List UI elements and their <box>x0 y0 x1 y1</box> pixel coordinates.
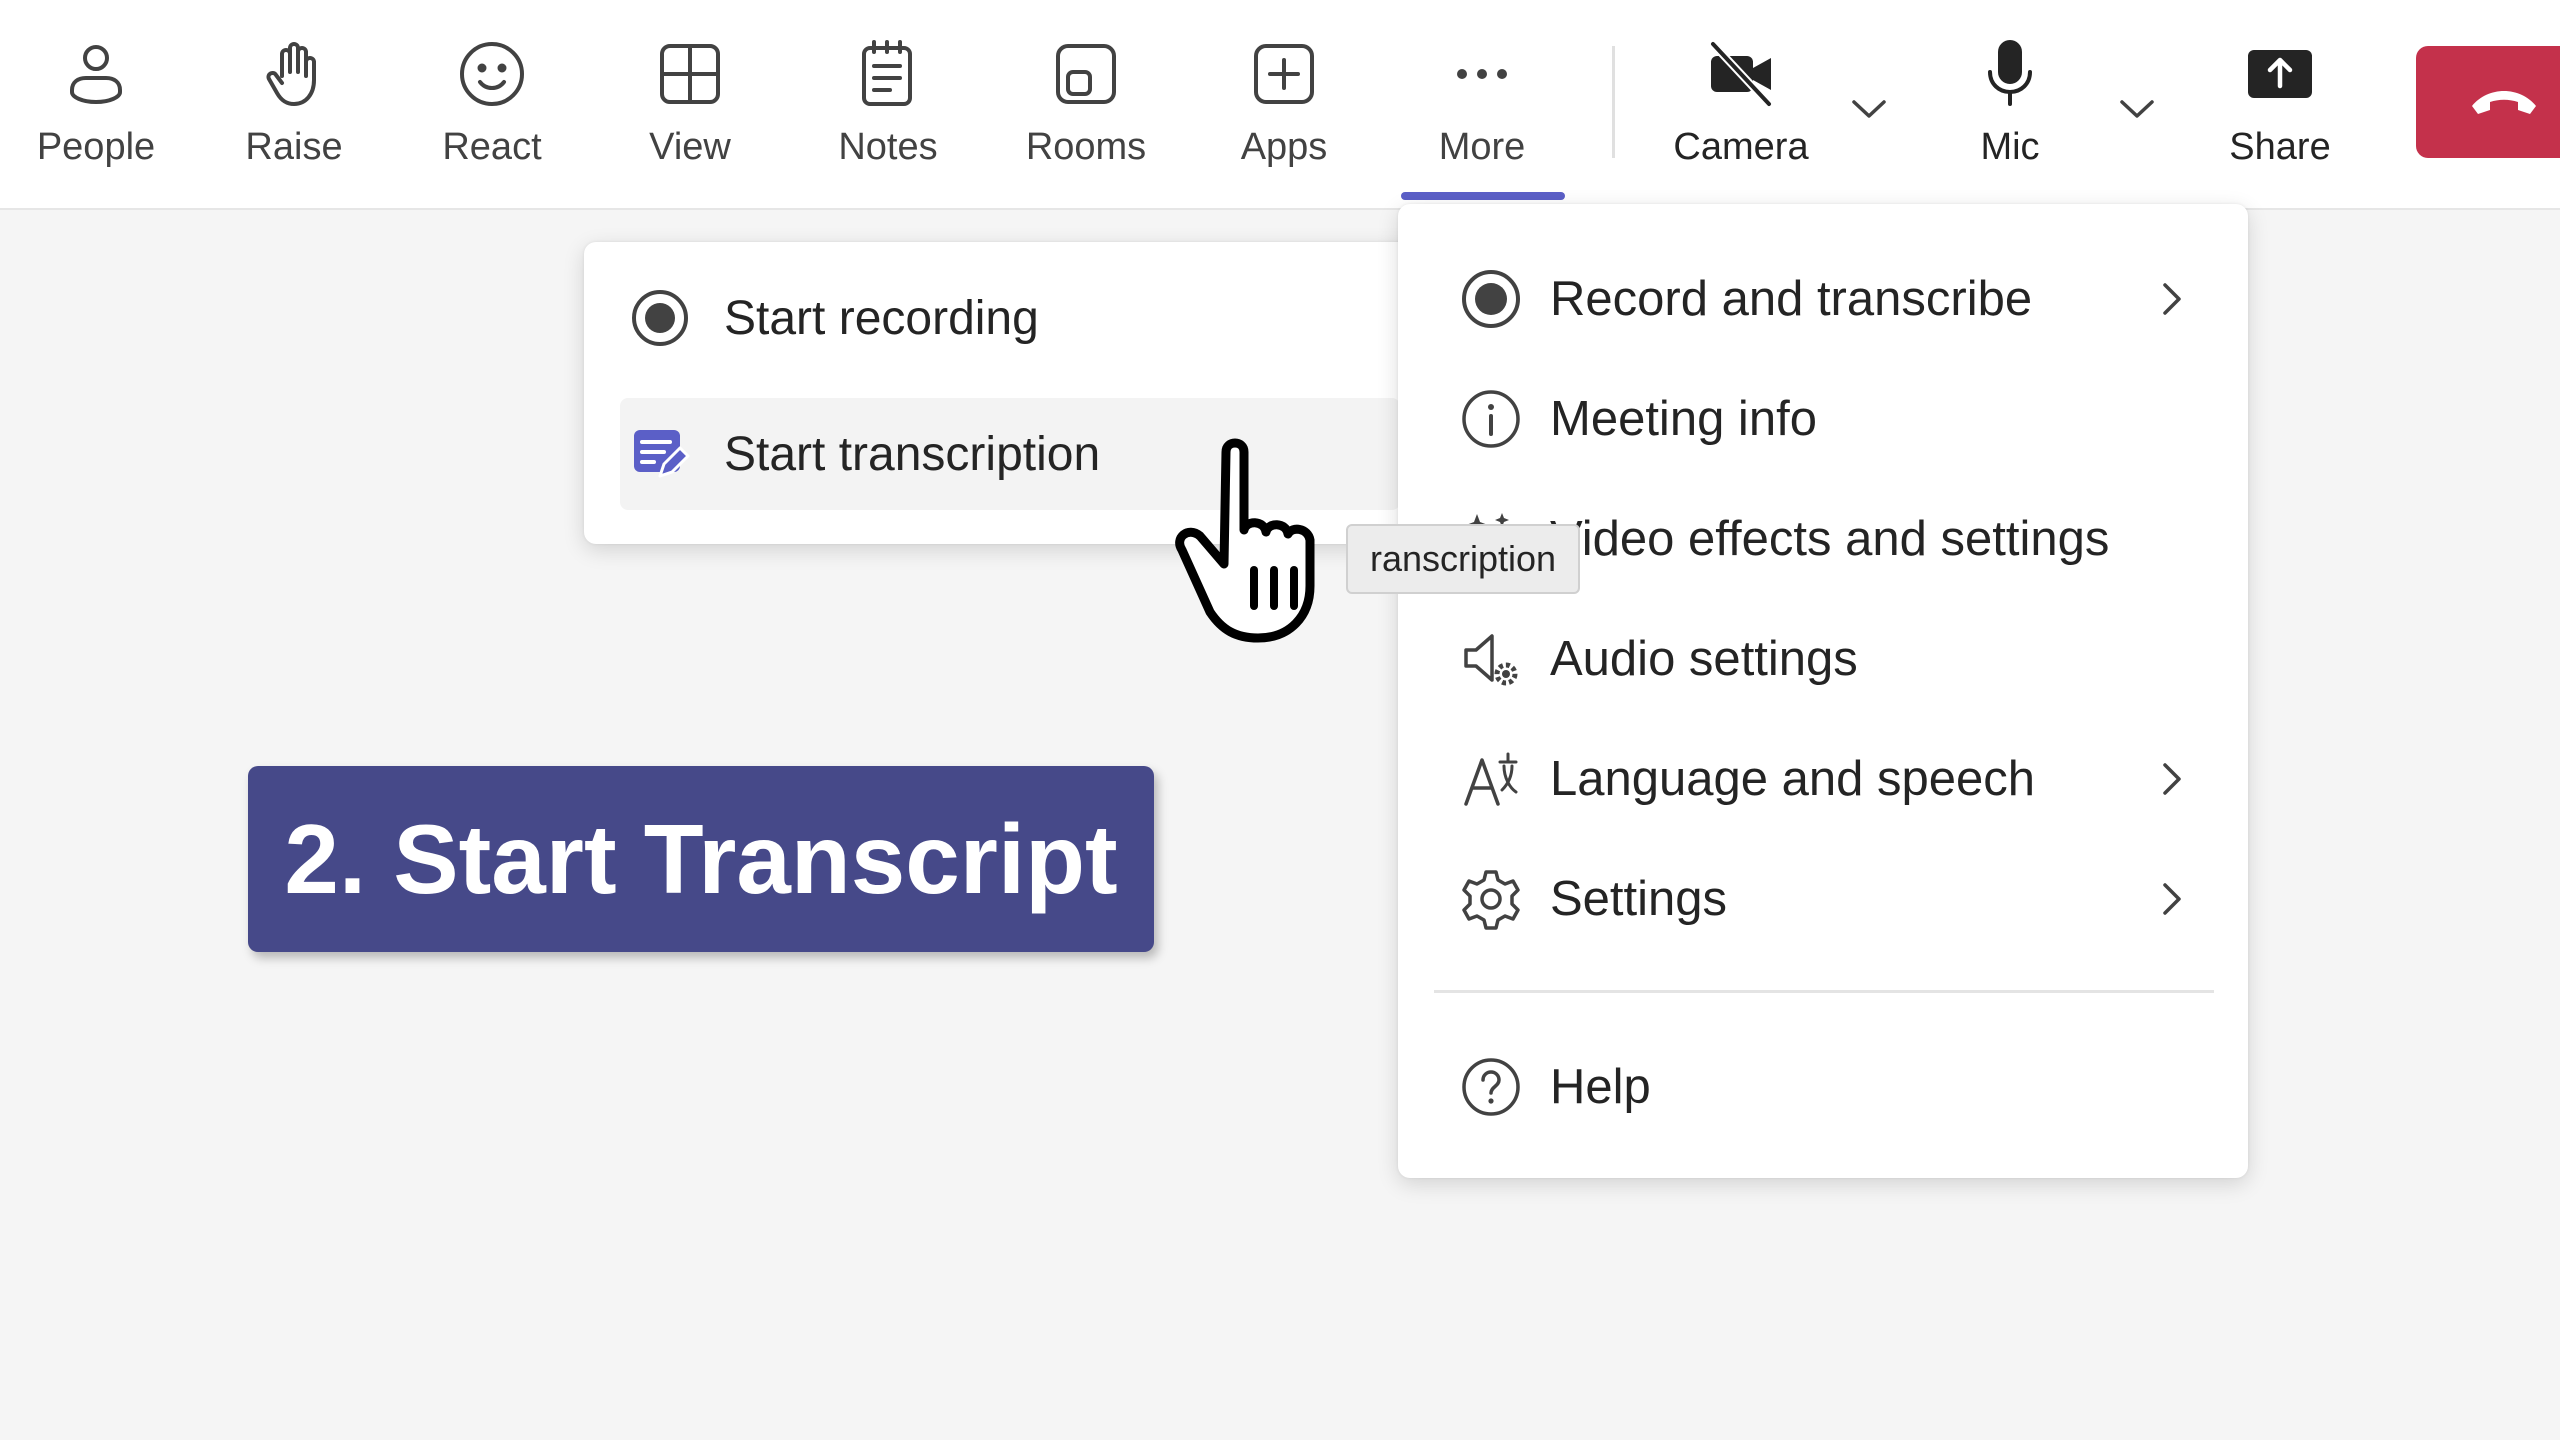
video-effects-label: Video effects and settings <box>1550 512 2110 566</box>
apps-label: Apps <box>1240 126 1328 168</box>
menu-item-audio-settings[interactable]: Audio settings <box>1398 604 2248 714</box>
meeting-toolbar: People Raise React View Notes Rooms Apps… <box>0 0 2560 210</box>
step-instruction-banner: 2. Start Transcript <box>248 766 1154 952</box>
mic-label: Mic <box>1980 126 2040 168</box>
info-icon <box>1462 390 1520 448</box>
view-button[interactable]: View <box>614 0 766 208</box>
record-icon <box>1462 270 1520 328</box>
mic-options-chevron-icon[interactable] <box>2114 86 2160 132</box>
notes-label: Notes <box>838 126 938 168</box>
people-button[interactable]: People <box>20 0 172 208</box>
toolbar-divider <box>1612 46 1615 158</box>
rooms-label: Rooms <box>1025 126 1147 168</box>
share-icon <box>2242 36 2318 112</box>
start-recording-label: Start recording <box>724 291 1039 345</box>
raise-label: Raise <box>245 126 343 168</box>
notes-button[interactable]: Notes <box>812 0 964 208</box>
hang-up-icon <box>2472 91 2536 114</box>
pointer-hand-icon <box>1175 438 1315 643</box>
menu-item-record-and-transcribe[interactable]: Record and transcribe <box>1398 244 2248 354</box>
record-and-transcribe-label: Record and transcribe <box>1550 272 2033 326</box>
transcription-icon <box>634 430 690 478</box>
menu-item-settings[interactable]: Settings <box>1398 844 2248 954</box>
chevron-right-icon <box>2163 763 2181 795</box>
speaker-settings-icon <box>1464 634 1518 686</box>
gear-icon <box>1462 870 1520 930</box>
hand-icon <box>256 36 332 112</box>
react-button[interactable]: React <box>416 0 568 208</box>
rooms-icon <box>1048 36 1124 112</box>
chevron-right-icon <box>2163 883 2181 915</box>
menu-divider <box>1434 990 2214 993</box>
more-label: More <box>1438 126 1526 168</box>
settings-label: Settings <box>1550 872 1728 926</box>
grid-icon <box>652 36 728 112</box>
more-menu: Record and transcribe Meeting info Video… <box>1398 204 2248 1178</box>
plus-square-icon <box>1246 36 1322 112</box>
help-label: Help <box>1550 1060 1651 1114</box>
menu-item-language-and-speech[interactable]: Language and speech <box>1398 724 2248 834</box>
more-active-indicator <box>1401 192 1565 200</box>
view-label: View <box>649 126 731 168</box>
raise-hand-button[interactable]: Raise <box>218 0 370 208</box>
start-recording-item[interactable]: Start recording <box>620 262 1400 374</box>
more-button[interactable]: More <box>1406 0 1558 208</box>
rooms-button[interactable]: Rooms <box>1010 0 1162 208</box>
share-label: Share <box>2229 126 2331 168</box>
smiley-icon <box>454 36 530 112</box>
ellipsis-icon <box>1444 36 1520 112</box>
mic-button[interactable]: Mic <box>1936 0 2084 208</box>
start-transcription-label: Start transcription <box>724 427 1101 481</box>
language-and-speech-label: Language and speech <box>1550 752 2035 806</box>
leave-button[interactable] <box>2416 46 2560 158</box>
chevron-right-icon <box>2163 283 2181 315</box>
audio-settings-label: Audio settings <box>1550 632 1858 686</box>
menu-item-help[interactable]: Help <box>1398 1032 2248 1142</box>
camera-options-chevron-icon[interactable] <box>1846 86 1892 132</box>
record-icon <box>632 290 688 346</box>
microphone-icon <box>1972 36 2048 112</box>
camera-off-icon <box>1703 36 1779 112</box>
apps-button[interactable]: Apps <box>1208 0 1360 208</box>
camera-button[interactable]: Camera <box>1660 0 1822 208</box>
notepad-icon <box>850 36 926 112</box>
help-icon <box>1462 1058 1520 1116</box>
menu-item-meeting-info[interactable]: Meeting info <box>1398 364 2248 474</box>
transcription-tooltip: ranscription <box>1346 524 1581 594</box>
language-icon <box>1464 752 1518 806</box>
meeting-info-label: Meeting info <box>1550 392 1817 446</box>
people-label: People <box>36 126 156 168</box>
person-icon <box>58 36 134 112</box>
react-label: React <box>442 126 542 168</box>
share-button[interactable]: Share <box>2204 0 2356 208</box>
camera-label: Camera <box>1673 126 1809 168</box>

The problem »
Reproduce the whole listing above line for line, leaving out the picture.

Expected answer »
List UI elements and their <box>x0 y0 x1 y1</box> pixel coordinates.
video-effects-label: Video effects and settings <box>1550 512 2110 566</box>
apps-label: Apps <box>1240 126 1328 168</box>
menu-item-audio-settings[interactable]: Audio settings <box>1398 604 2248 714</box>
meeting-toolbar: People Raise React View Notes Rooms Apps… <box>0 0 2560 210</box>
step-instruction-banner: 2. Start Transcript <box>248 766 1154 952</box>
mic-label: Mic <box>1980 126 2040 168</box>
info-icon <box>1462 390 1520 448</box>
view-button[interactable]: View <box>614 0 766 208</box>
record-icon <box>1462 270 1520 328</box>
mic-options-chevron-icon[interactable] <box>2114 86 2160 132</box>
notes-label: Notes <box>838 126 938 168</box>
people-button[interactable]: People <box>20 0 172 208</box>
toolbar-divider <box>1612 46 1615 158</box>
rooms-label: Rooms <box>1025 126 1147 168</box>
share-icon <box>2242 36 2318 112</box>
start-recording-label: Start recording <box>724 291 1039 345</box>
raise-label: Raise <box>245 126 343 168</box>
notes-button[interactable]: Notes <box>812 0 964 208</box>
hang-up-icon <box>2472 91 2536 114</box>
pointer-hand-icon <box>1175 438 1315 643</box>
menu-item-record-and-transcribe[interactable]: Record and transcribe <box>1398 244 2248 354</box>
record-and-transcribe-label: Record and transcribe <box>1550 272 2033 326</box>
transcription-icon <box>634 430 690 478</box>
menu-item-settings[interactable]: Settings <box>1398 844 2248 954</box>
chevron-right-icon <box>2163 763 2181 795</box>
speaker-settings-icon <box>1464 634 1518 686</box>
gear-icon <box>1462 870 1520 930</box>
hand-icon <box>256 36 332 112</box>
react-button[interactable]: React <box>416 0 568 208</box>
rooms-icon <box>1048 36 1124 112</box>
chevron-right-icon <box>2163 883 2181 915</box>
menu-divider <box>1434 990 2214 993</box>
more-label: More <box>1438 126 1526 168</box>
settings-label: Settings <box>1550 872 1728 926</box>
grid-icon <box>652 36 728 112</box>
more-menu: Record and transcribe Meeting info Video… <box>1398 204 2248 1178</box>
plus-square-icon <box>1246 36 1322 112</box>
help-label: Help <box>1550 1060 1651 1114</box>
menu-item-language-and-speech[interactable]: Language and speech <box>1398 724 2248 834</box>
more-active-indicator <box>1401 192 1565 200</box>
view-label: View <box>649 126 731 168</box>
raise-hand-button[interactable]: Raise <box>218 0 370 208</box>
start-recording-item[interactable]: Start recording <box>620 262 1400 374</box>
more-button[interactable]: More <box>1406 0 1558 208</box>
rooms-button[interactable]: Rooms <box>1010 0 1162 208</box>
share-label: Share <box>2229 126 2331 168</box>
smiley-icon <box>454 36 530 112</box>
ellipsis-icon <box>1444 36 1520 112</box>
mic-button[interactable]: Mic <box>1936 0 2084 208</box>
start-transcription-label: Start transcription <box>724 427 1101 481</box>
language-and-speech-label: Language and speech <box>1550 752 2035 806</box>
leave-button[interactable] <box>2416 46 2560 158</box>
chevron-right-icon <box>2163 283 2181 315</box>
audio-settings-label: Audio settings <box>1550 632 1858 686</box>
menu-item-help[interactable]: Help <box>1398 1032 2248 1142</box>
camera-options-chevron-icon[interactable] <box>1846 86 1892 132</box>
record-icon <box>632 290 688 346</box>
microphone-icon <box>1972 36 2048 112</box>
camera-off-icon <box>1703 36 1779 112</box>
apps-button[interactable]: Apps <box>1208 0 1360 208</box>
camera-button[interactable]: Camera <box>1660 0 1822 208</box>
notepad-icon <box>850 36 926 112</box>
help-icon <box>1462 1058 1520 1116</box>
menu-item-meeting-info[interactable]: Meeting info <box>1398 364 2248 474</box>
transcription-tooltip: ranscription <box>1346 524 1581 594</box>
language-icon <box>1464 752 1518 806</box>
meeting-info-label: Meeting info <box>1550 392 1817 446</box>
people-label: People <box>36 126 156 168</box>
person-icon <box>58 36 134 112</box>
react-label: React <box>442 126 542 168</box>
share-button[interactable]: Share <box>2204 0 2356 208</box>
camera-label: Camera <box>1673 126 1809 168</box>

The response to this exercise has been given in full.